WHAT YOU SHOULD DO => Scan the data below for the string "平面A₁D₁DA". Copy every line where it appears.
══ DATA LINES
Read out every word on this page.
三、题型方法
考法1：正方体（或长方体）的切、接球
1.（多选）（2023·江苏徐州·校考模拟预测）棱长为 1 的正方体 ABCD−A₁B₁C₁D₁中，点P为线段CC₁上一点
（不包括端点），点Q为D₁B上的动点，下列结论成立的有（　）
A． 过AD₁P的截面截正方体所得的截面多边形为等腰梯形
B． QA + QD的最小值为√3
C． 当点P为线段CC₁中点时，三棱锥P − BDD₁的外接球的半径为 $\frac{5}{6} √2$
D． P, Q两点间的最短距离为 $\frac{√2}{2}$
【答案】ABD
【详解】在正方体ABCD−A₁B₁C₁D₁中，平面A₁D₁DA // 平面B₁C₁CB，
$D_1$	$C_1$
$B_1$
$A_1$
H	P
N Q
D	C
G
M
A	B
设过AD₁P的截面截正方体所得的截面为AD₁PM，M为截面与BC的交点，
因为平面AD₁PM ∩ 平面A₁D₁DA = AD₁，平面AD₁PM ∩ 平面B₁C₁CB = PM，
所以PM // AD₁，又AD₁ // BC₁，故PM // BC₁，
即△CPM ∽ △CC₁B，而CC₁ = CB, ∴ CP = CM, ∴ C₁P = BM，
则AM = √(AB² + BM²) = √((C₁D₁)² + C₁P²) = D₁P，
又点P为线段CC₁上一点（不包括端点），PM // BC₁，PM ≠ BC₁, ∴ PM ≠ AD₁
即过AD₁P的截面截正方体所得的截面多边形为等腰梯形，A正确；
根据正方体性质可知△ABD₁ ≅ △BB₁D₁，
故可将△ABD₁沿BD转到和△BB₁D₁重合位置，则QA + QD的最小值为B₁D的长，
════
EXERCISE RESPONSE =>
【详解】在正方体ABCD−A₁B₁C₁D₁中，平面A₁D₁DA // 平面B₁C₁CB，
因为平面AD₁PM ∩ 平面A₁D₁DA = AD₁，平面AD₁PM ∩ 平面B₁C₁CB = PM，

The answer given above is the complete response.